Being new to Perl, I'm not sure I understand what's happening with @tags vs \@tags. Can someone shed some light?

BTW, I think I picked the syntax (to use \@tags) from http://search.cpan.org/~exiftool/Image-ExifTool-10.80/lib/Image/ExifTool.pod (http://search.cpan.org/~exiftool/Image-ExifTool-10.80/lib/Image/ExifTool.pod) ImageInfo Section. If that's not what is preferred, may be it's a good idea to update the doc at some point?

Thanks!
Title: Re: Image::ExifTool vs exiftool performance on multiple images
Post by: Hayo Baan on May 30, 2018, 04:51:46 AM
Quote from: mrbrahman on May 29, 2018, 11:44:43 PM
I had this exact problem today, and thanks to this thread was able to solve it.  :D

Being new to Perl, I'm not sure I understand what's happening with @tags vs \@tags. Can someone shed some light?

BTW, I think I picked the syntax (to use \@tags) from http://search.cpan.org/~exiftool/Image-ExifTool-10.80/lib/Image/ExifTool.pod (http://search.cpan.org/~exiftool/Image-ExifTool-10.80/lib/Image/ExifTool.pod) ImageInfo Section. If that's not what is preferred, may be it's a good idea to update the doc at some point?

Thanks!

The difference between @tags and \@tags is that the former is the whole list, the latter is just a reference to that list. This difference becomes important when calling functions. When you call a function with a list argument (e.g. @tags), the function basically gets a copy of the original list. Any changes the function makes to the list will not be reflected outside of the function. A reference on the other hand does allow the function to change the original list.

Re-reading that particular section in the documentation, I think you are right: it fails to mention that instead of an list reference, you can also provide a list (in which case the original tag list will not be modified).
(usually you'd like the reference way though since that will tell you exactly what tags it found).
Title: Re: Image::ExifTool vs exiftool performance on multiple images
Post by: Phil Harvey on May 30, 2018, 07:27:02 AM
Quote from: Hayo Baan on May 30, 2018, 04:51:46 AM
Re-reading that particular section in the documentation, I think you are right: it fails to mention that instead of an list reference, you can also provide a list (in which case the original tag list will not be modified).

This is the relevant excerpt from the documentation:

        The remaining scalar arguments are names of tags for requested information.

But then you have to know that passing an entire array (eg. "@tags") is exactly the same as passing all (scalar) items separately.

MATERIAL PROVIDED

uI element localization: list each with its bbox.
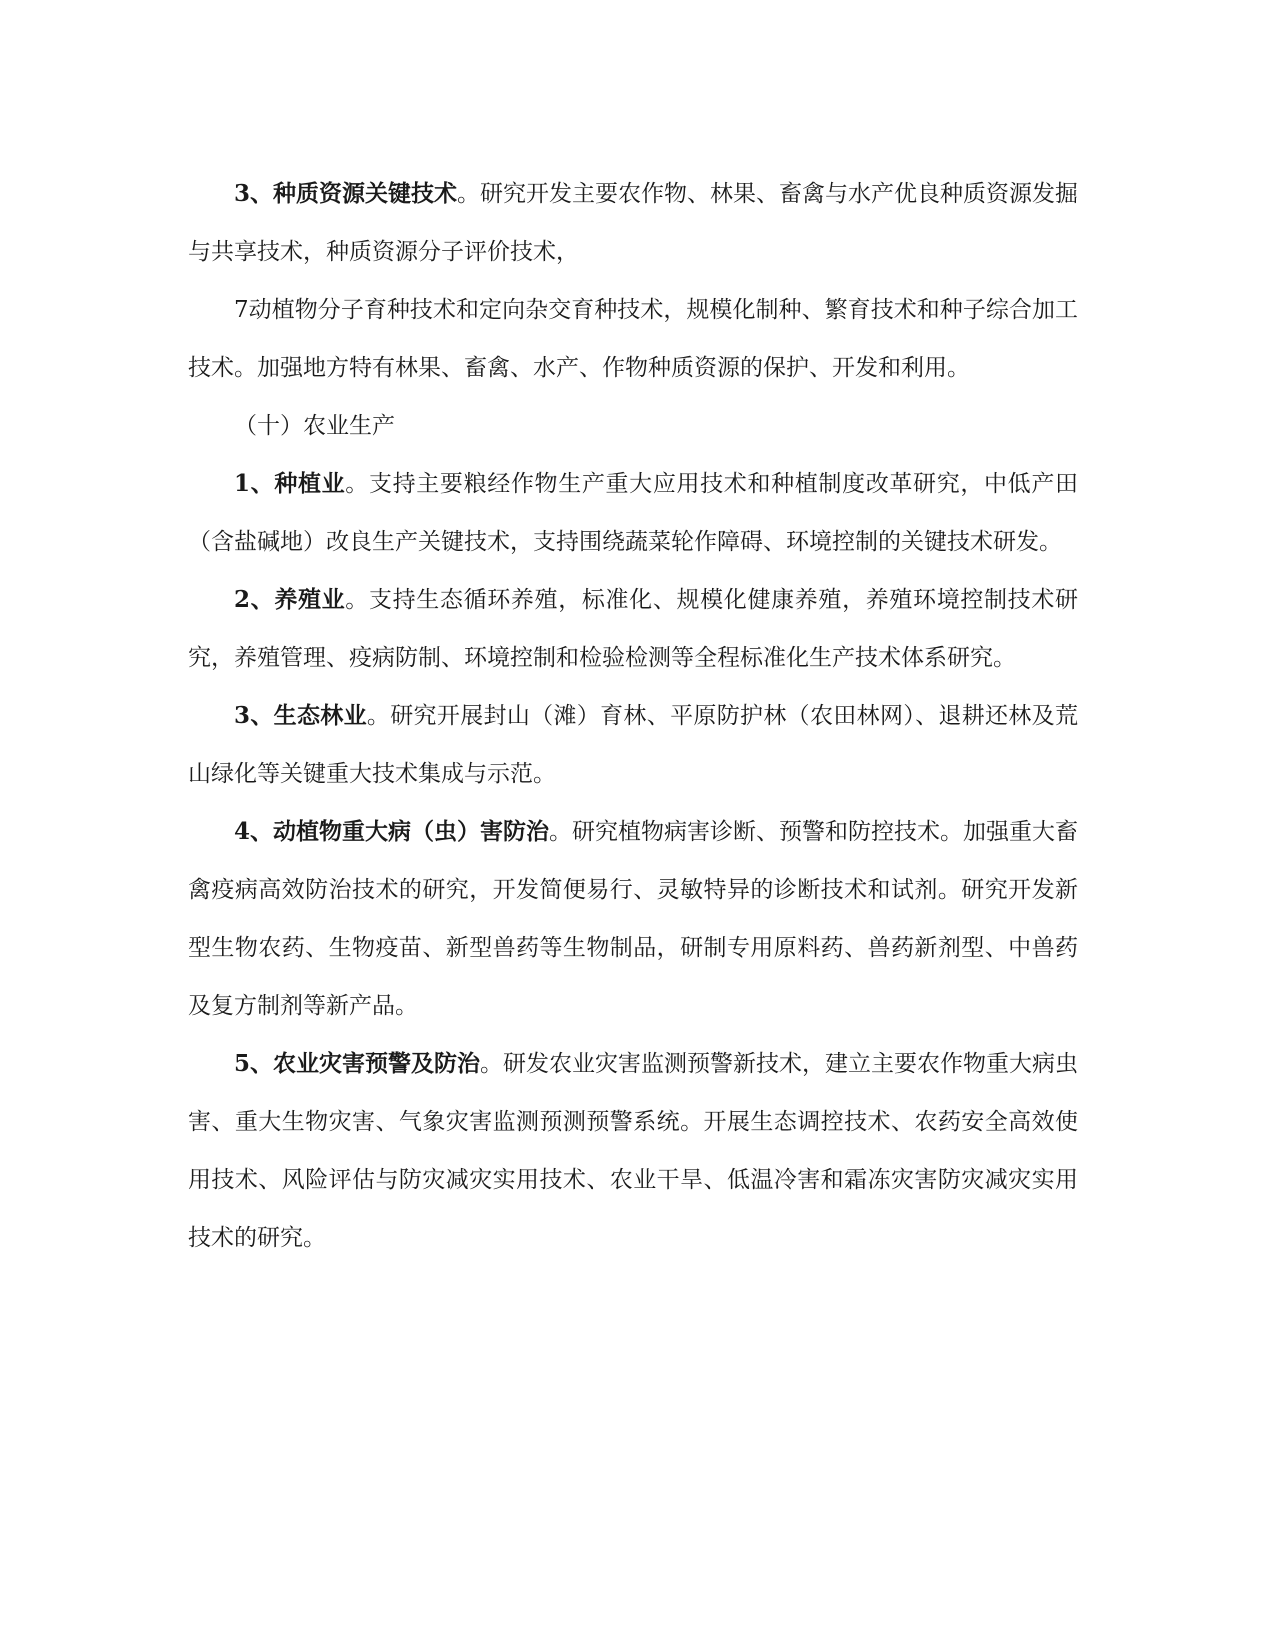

AIM OF THE EXERCISE
Please write the next part of the forum thread about passing @tags versus \@tags to Image::ExifTool, starting right after its last sentence. Nothing in the material is needed here.

WRITTEN ANSWER
Usually this is how it is done.  For example

$exifTool->ImageInfo($file, 'Copyright', 'Description');

is the same as

my @tags = qw(Copyright Description);
$exifTool->ImageInfo($file, @tags);


But if you do this (pass as a reference):

my @tags = qw(Copyright Description);
$exifTool->ImageInfo($file, \@tags);


then the @tags list is updated with a list of the tag keys that were actually extracted.  Here is another way to do the same thing:

my @tags;
$exifTool->ImageInfo($file, 'Copyright', 'Description', \@tags);


Here @tags will also return a list of extracted tag keys.

The main purpose of passing a list reference is to receive a list of extracted tag keys:

        On return, this list is updated to contain an ordered list of tag keys for the returned information.

As a convenience it may also be used to pass in a list of requested tags:

        On entry, any elements in the list are added to the list of requested tags.

- Phil

Edit:  Done my edits now.  Hayo, you are very quick in responding!
Title: Re: Image::ExifTool vs exiftool performance on multiple images
Post by: Hayo Baan on May 30, 2018, 07:30:27 AM
Quote from: Phil Harvey on May 30, 2018, 07:27:02 AM
Quote from: Hayo Baan on May 30, 2018, 04:51:46 AM
Re-reading that particular section in the documentation, I think you are right: it fails to mention that instead of an list reference, you can also provide a list (in which case the original tag list will not be modified).

This is the relevant excerpt from the documentation:

The remaining scalar arguments are names of tags for requested information.

Ah, I overlooked that one! (and you clarify the difference between @arg and \@arg better than me too)